▶ _EXCERPTED DATA_
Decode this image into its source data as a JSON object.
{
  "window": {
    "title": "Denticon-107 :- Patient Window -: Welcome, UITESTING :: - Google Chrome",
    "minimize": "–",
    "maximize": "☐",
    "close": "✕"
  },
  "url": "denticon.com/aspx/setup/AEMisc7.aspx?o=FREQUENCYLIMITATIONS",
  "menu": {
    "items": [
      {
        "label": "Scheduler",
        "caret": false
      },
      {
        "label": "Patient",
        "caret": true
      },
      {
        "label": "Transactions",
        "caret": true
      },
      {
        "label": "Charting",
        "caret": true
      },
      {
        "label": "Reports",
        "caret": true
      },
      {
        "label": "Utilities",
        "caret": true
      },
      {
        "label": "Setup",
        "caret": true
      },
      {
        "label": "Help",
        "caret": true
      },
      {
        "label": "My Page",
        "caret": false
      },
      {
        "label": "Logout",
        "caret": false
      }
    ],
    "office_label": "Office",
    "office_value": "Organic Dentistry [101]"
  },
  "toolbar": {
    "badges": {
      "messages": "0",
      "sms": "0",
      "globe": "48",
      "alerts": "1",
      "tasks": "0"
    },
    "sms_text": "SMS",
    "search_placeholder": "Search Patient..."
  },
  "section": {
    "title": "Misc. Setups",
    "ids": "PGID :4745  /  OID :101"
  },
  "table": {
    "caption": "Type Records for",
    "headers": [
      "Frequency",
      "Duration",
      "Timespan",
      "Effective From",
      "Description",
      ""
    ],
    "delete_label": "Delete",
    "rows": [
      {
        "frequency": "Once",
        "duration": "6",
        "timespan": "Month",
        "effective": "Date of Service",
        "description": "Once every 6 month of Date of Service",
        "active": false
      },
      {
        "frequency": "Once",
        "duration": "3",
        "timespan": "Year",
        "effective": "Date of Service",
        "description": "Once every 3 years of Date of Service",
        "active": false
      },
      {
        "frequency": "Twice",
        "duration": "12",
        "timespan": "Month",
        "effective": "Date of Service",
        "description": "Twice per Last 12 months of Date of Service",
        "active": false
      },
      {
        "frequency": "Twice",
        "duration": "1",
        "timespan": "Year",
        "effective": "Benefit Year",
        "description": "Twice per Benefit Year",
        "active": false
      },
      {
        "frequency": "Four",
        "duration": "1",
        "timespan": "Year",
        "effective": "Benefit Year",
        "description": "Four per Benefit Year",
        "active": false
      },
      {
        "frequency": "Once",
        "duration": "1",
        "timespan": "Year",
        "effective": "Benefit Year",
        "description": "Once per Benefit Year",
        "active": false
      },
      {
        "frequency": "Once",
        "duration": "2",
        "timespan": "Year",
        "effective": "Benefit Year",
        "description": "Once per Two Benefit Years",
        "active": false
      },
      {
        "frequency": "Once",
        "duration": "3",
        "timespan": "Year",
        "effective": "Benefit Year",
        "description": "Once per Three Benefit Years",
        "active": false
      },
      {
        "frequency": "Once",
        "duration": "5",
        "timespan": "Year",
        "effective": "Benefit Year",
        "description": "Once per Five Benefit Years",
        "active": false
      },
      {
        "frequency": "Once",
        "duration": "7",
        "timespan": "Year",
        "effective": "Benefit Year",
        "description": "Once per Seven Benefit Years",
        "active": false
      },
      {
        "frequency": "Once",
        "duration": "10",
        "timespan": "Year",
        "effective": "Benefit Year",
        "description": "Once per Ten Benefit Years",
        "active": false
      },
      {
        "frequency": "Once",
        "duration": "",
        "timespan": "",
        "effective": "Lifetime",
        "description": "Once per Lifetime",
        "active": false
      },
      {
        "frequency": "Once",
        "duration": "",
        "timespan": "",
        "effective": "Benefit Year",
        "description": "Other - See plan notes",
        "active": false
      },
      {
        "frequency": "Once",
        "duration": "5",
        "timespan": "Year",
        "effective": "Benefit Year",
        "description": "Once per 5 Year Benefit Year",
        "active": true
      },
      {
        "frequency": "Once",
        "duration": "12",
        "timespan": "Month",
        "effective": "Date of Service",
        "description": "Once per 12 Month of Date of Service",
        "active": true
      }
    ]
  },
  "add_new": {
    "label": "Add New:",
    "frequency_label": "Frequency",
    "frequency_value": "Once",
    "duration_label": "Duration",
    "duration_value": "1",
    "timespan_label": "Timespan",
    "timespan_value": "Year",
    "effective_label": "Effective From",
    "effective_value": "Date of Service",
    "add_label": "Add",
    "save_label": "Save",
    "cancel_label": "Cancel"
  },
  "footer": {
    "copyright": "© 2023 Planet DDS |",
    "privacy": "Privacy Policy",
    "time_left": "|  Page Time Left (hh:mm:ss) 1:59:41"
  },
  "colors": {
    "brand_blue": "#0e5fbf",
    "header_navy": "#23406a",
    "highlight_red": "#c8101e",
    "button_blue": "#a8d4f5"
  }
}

▶ _YOUR OBJECTIVE_
Extract all of the data above without altering anything.

▶ _EXERCISE RESPONSE_
Decode this image into its source data as a JSON object.
{
  "window": {
    "title": "Denticon-107 :- Patient Window -: Welcome, UITESTING :: - Google Chrome",
    "minimize": "–",
    "maximize": "☐",
    "close": "✕"
  },
  "url": "denticon.com/aspx/setup/AEMisc7.aspx?o=FREQUENCYLIMITATIONS",
  "menu": {
    "items": [
      {
        "label": "Scheduler",
        "caret": false
      },
      {
        "label": "Patient",
        "caret": true
      },
      {
        "label": "Transactions",
        "caret": true
      },
      {
        "label": "Charting",
        "caret": true
      },
      {
        "label": "Reports",
        "caret": true
      },
      {
        "label": "Utilities",
        "caret": true
      },
      {
        "label": "Setup",
        "caret": true
      },
      {
        "label": "Help",
        "caret": true
      },
      {
        "label": "My Page",
        "caret": false
      },
      {
        "label": "Logout",
        "caret": false
      }
    ],
    "office_label": "Office",
    "office_value": "Organic Dentistry [101]"
  },
  "toolbar": {
    "badges": {
      "messages": "0",
      "sms": "0",
      "globe": "48",
      "alerts": "1",
      "tasks": "0"
    },
    "sms_text": "SMS",
    "search_placeholder": "Search Patient..."
  },
  "section": {
    "title": "Misc. Setups",
    "ids": "PGID :4745  /  OID :101"
  },
  "table": {
    "caption": "Type Records for",
    "headers": [
      "Frequency",
      "Duration",
      "Timespan",
      "Effective From",
      "Description",
      ""
    ],
    "delete_label": "Delete",
    "rows": [
      {
        "frequency": "Once",
        "duration": "6",
        "timespan": "Month",
        "effective": "Date of Service",
        "description": "Once every 6 month of Date of Service",
        "active": false
      },
      {
        "frequency": "Once",
        "duration": "3",
        "timespan": "Year",
        "effective": "Date of Service",
        "description": "Once every 3 years of Date of Service",
        "active": false
      },
      {
        "frequency": "Twice",
        "duration": "12",
        "timespan": "Month",
        "effective": "Date of Service",
        "description": "Twice per Last 12 months of Date of Service",
        "active": false
      },
      {
        "frequency": "Twice",
        "duration": "1",
        "timespan": "Year",
        "effective": "Benefit Year",
        "description": "Twice per Benefit Year",
        "active": false
      },
      {
        "frequency": "Four",
        "duration": "1",
        "timespan": "Year",
        "effective": "Benefit Year",
        "description": "Four per Benefit Year",
        "active": false
      },
      {
        "frequency": "Once",
        "duration": "1",
        "timespan": "Year",
        "effective": "Benefit Year",
        "description": "Once per Benefit Year",
        "active": false
      },
      {
        "frequency": "Once",
        "duration": "2",
        "timespan": "Year",
        "effective": "Benefit Year",
        "description": "Once per Two Benefit Years",
        "active": false
      },
      {
        "frequency": "Once",
        "duration": "3",
        "timespan": "Year",
        "effective": "Benefit Year",
        "description": "Once per Three Benefit Years",
        "active": false
      },
      {
        "frequency": "Once",
        "duration": "5",
        "timespan": "Year",
        "effective": "Benefit Year",
        "description": "Once per Five Benefit Years",
        "active": false
      },
      {
        "frequency": "Once",
        "duration": "7",
        "timespan": "Year",
        "effective": "Benefit Year",
        "description": "Once per Seven Benefit Years",
        "active": false
      },
      {
        "frequency": "Once",
        "duration": "10",
        "timespan": "Year",
        "effective": "Benefit Year",
        "description": "Once per Ten Benefit Years",
        "active": false
      },
      {
        "frequency": "Once",
        "duration": "",
        "timespan": "",
        "effective": "Lifetime",
        "description": "Once per Lifetime",
        "active": false
      },
      {
        "frequency": "Once",
        "duration": "",
        "timespan": "",
        "effective": "Benefit Year",
        "description": "Other - See plan notes",
        "active": false
      },
      {
        "frequency": "Once",
        "duration": "5",
        "timespan": "Year",
        "effective": "Benefit Year",
        "description": "Once per 5 Year Benefit Year",
        "active": true
      },
      {
        "frequency": "Once",
        "duration": "12",
        "timespan": "Month",
        "effective": "Date of Service",
        "description": "Once per 12 Month of Date of Service",
        "active": true
      }
    ]
  },
  "add_new": {
    "label": "Add New:",
    "frequency_label": "Frequency",
    "frequency_value": "Once",
    "duration_label": "Duration",
    "duration_value": "1",
    "timespan_label": "Timespan",
    "timespan_value": "Year",
    "effective_label": "Effective From",
    "effective_value": "Date of Service",
    "add_label": "Add",
    "save_label": "Save",
    "cancel_label": "Cancel"
  },
  "footer": {
    "copyright": "© 2023 Planet DDS |",
    "privacy": "Privacy Policy",
    "time_left": "|  Page Time Left (hh:mm:ss) 1:59:41"
  },
  "colors": {
    "brand_blue": "#0e5fbf",
    "header_navy": "#23406a",
    "highlight_red": "#c8101e",
    "button_blue": "#a8d4f5"
  }
}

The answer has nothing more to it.